> **EXERCISE DESCRIPTION**: Tally how many lines include "JSON". The number is the whole answer.
━━━━━━━━━━━━━━━━━━━━
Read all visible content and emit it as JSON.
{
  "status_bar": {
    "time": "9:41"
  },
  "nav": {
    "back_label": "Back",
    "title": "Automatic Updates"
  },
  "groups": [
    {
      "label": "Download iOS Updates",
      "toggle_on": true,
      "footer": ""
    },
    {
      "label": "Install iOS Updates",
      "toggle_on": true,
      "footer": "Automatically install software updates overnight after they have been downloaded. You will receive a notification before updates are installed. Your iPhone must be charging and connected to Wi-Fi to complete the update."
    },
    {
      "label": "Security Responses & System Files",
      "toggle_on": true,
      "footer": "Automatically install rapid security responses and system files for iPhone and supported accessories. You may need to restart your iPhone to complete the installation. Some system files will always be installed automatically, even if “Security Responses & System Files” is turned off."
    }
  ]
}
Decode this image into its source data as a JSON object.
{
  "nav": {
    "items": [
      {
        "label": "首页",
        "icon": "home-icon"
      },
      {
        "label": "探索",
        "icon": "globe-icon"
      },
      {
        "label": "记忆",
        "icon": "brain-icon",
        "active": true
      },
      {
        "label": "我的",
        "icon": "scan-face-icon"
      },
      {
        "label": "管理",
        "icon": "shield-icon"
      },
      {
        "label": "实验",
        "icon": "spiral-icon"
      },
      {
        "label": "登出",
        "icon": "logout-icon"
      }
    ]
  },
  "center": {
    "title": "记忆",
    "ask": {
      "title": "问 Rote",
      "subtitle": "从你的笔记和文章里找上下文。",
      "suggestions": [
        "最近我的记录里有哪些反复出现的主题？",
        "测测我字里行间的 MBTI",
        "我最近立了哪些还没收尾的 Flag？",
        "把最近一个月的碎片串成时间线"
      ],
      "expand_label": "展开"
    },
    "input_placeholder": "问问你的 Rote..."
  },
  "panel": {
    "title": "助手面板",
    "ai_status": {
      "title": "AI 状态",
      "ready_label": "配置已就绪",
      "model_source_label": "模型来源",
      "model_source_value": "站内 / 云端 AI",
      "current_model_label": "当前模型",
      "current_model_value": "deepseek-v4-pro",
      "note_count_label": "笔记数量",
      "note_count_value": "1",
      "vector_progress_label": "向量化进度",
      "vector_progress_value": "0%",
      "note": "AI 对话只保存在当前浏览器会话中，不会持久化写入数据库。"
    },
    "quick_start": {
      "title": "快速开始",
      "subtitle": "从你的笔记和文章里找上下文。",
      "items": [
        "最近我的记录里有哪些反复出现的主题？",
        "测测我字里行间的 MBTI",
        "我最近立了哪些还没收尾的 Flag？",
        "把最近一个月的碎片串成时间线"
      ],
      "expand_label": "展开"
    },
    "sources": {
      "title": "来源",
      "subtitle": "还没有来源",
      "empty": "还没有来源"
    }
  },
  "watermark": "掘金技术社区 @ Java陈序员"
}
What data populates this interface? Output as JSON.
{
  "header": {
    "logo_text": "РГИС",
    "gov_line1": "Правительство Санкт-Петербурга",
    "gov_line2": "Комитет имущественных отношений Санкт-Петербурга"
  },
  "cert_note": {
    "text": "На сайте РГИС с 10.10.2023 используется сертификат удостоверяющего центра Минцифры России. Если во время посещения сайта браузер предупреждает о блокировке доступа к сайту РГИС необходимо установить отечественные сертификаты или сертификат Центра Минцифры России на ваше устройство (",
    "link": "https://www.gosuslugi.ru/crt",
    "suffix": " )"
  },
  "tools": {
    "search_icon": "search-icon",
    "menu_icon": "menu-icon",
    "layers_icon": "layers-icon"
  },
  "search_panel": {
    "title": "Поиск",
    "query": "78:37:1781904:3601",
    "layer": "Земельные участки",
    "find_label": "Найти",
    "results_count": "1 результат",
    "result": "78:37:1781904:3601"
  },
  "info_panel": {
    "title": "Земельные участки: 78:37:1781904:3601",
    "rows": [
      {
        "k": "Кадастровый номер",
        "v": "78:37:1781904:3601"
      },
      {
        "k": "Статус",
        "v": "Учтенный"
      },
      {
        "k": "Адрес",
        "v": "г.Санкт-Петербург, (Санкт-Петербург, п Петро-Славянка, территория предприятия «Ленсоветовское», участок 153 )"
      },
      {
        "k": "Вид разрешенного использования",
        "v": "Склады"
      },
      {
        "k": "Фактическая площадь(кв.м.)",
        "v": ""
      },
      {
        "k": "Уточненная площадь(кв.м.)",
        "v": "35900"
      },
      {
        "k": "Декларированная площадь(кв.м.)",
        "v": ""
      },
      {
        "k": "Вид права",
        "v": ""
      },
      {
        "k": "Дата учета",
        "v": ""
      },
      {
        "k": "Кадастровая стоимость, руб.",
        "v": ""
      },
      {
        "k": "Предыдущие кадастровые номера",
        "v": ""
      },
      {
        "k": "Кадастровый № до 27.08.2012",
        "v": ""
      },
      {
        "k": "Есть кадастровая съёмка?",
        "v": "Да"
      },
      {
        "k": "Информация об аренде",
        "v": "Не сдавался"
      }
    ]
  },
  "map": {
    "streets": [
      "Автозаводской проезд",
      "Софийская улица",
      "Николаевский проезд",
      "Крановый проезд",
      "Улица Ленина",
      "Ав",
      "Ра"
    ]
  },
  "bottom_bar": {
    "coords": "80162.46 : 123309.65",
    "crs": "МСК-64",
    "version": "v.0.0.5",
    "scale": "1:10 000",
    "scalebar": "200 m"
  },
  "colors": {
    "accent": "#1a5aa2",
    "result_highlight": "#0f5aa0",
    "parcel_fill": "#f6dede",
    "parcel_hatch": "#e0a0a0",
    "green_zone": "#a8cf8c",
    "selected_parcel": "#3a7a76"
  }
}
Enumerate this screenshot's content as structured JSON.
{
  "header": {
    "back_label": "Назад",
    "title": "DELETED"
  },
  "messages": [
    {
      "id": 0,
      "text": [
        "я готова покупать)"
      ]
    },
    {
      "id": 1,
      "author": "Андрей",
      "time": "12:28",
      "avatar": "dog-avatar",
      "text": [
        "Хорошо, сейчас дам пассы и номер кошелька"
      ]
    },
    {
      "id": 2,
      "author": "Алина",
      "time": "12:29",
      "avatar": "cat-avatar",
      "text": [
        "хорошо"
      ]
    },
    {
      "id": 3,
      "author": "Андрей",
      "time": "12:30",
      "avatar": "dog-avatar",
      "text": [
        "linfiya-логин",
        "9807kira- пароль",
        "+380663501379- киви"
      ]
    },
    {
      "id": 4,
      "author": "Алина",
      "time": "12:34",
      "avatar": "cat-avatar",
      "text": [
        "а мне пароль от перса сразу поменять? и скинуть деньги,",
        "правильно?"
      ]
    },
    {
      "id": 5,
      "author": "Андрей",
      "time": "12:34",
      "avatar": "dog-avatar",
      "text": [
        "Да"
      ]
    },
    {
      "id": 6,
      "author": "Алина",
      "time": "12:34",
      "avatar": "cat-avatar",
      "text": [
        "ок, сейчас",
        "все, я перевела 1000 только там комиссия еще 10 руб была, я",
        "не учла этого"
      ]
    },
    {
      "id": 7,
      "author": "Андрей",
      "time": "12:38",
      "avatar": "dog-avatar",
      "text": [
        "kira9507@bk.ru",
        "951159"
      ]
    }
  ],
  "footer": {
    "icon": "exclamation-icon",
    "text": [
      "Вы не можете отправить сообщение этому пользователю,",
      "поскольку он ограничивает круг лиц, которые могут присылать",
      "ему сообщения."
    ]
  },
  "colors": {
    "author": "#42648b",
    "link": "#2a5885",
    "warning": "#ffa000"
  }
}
━━━━━━━━━━━━━━━━━━━━
> **EXPECTED OUTPUT**: 4